- [Stated task 1] For each statement below, say whether it agrees with the solid composition passage. Answer yes or no, and quote the words of the passage that decide it. (a) When only the second fluorinated polymer is contained, the total mass of the fluorinated polymer means the mass of the second fluorinated polymer alone. (b) Solid composition A is required to contain a hydrocarbon-containing surfactant. (c) In solid composition A, the second fluorinated polymer is a PTFE with a group of formula (Y) at a terminal end of its molecular chain.
- [Stated task 2] Retype the solid composition passage between "The content of the compounds" and "polymer in the present solid composition.", inclusive.
- [Stated task 3] Using the solid composition passage, explain what decides whether the total mass of the fluorinated polymer includes the mass of the first fluorinated polymer.

- [Supplied text]
▼▼▼
It is herein noted that: in the case where the first and second fluorinated polymers are contained as the fluorinated polymer in the present solid composition, the total mass of the fluorinated polymer in the present solid composition refers to the total mass of the first and second fluorinated polymers; and in the case where only the second fluorinated polymer is contained as the fluorinated polymer in the present solid composition, the total mass of the fluorinated polymer in the present solid composition refers to the mass of only the second fluorinated polymer.

The content of the compounds represented by the formula (S1) to the total mass of the fluorinated polymer in the present solid composition can be measured by the method described later in Examples.

<Preferable Embodiment of Present Solid Composition>

A preferable embodiment of the present solid composition is a composition (hereinafter also referred to as a “solid composition A”) containing the second fluorinated polymer, wherein the second fluorinated polymer is a PTFE having, at a terminal end of its molecular chain, a group represented by the above-described formula (Y).

The content of the second fluorinated polymer in the solid composition A is the same as that of the second fluorinated polymer in the present solid composition.

The solid composition A may contain a hydrocarbon-containing surfactant. The hydrocarbon-containing surfactant may be at least one type selected from the group consisting of an anionic hydrocarbon surfactant and a nonionic hydrocarbon surfactant. Specific examples and the content of the hydrocarbon-containing surfactant are the same as those of the hydrocarbon-containing surfactant in the present solid composition.
▲▲▲
- [Supplied records]
▼▼▼
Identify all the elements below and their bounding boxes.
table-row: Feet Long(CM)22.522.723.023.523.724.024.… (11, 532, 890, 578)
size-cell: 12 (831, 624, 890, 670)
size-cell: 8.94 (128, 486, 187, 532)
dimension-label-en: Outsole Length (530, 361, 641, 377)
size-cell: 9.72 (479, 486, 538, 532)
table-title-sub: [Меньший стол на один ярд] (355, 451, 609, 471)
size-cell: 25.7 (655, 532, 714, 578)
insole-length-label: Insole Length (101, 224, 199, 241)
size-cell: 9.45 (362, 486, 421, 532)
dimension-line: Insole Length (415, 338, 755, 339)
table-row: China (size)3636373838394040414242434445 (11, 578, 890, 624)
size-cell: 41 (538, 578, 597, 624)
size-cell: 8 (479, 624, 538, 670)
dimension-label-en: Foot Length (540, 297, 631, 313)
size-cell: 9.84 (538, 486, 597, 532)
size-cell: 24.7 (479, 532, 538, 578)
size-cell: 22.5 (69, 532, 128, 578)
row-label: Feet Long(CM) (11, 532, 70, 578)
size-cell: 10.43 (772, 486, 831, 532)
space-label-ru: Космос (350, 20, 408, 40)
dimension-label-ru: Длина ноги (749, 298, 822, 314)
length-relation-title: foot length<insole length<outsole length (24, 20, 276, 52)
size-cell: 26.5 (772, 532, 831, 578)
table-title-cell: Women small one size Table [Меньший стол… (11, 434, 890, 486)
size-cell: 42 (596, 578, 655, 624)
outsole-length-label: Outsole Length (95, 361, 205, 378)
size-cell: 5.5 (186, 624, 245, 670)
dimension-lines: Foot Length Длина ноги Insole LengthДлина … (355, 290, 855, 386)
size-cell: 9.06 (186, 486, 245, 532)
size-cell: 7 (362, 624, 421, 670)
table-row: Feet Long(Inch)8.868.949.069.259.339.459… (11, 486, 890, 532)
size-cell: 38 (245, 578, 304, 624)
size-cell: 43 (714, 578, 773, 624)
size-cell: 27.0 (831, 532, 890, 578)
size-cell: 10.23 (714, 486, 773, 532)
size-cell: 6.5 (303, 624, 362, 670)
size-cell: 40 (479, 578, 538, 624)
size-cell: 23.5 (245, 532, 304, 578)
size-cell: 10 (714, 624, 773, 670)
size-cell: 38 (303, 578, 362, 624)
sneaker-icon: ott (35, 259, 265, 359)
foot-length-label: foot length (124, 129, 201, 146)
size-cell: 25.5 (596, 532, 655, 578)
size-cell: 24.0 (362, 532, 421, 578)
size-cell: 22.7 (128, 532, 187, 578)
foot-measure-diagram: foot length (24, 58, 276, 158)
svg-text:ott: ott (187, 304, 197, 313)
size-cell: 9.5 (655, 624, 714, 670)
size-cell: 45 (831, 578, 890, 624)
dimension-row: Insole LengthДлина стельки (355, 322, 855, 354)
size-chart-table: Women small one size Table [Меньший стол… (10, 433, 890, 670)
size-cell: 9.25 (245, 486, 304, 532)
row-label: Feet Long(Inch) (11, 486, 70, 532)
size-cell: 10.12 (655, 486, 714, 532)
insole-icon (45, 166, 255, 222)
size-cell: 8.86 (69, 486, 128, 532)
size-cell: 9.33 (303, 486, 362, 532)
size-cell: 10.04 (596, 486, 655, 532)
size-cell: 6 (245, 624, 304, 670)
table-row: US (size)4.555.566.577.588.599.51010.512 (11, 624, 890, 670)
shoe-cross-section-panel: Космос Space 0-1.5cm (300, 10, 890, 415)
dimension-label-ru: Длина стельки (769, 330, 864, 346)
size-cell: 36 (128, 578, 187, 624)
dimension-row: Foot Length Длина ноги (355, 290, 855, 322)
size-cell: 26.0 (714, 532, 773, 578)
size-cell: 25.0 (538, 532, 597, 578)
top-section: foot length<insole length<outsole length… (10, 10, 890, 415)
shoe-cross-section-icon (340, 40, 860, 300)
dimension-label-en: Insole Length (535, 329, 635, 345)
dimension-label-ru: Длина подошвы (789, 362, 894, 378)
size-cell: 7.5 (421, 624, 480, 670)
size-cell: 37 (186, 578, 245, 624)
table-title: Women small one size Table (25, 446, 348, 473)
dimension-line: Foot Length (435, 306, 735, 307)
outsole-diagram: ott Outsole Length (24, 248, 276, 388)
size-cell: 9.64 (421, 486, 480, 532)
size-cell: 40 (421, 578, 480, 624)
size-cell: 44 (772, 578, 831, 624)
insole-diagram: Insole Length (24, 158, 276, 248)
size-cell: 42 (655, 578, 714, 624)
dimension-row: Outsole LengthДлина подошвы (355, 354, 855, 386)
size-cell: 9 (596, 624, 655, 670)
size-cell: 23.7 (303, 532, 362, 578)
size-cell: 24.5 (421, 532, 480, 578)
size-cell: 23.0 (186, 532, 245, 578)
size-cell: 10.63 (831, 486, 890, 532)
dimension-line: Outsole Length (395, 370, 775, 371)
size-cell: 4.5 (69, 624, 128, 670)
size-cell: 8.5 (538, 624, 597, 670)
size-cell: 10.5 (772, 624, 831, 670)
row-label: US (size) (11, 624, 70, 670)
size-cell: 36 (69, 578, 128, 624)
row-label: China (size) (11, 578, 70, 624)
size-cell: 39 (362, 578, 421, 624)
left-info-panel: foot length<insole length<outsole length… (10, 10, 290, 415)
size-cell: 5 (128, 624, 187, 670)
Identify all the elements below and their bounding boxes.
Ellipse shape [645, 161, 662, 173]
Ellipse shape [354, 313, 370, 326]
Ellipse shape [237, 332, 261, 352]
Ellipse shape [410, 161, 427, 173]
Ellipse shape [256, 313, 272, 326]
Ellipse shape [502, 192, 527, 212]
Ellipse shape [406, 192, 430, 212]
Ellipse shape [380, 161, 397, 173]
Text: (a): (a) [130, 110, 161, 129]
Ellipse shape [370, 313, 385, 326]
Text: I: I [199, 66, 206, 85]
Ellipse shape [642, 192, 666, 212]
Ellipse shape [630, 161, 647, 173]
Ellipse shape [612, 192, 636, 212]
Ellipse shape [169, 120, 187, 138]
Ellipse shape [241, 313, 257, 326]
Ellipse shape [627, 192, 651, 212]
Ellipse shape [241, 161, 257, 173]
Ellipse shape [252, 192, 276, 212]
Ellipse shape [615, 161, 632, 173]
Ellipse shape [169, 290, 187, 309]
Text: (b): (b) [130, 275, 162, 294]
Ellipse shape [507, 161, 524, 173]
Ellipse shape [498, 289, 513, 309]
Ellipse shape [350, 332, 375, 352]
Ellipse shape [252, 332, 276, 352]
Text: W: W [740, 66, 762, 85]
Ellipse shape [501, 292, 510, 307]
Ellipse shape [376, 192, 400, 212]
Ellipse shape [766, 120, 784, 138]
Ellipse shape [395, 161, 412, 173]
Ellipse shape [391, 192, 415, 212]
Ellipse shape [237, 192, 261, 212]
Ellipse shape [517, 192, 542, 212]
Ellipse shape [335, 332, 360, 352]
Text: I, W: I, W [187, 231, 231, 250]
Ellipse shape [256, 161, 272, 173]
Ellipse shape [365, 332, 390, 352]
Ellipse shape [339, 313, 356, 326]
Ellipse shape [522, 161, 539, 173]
▲▲▲
- [Reply 1]
(a) Yes: "in the case where only the second fluorinated polymer is contained as the fluorinated polymer in the present solid composition, the total mass of the fluorinated polymer in the present solid composition refers to the mass of only the second fluorinated polymer"
(b) No: "The solid composition A may contain a hydrocarbon-containing surfactant."
(c) Yes: "the second fluorinated polymer is a PTFE having, at a terminal end of its molecular chain, a group represented by the above-described formula (Y)"

- [Reply 2]
The content of the compounds represented by the formula (S1) to the total mass of the fluorinated polymer in the present solid composition can be measured by the method described later in Examples.

<Preferable Embodiment of Present Solid Composition>

A preferable embodiment of the present solid composition is a composition (hereinafter also referred to as a “solid composition A”) containing the second fluorinated polymer, wherein the second fluorinated polymer is a PTFE having, at a terminal end of its molecular chain, a group represented by the above-described formula (Y).

The content of the second fluorinated polymer in the solid composition A is the same as that of the second fluorinated polymer in the present solid composition.

- [Reply 3] It depends on which fluorinated polymers the solid composition contains. If both the first and second fluorinated polymers are contained, the total mass is the combined mass of the two. If only the second fluorinated polymer is contained, the total mass is the mass of the second fluorinated polymer alone.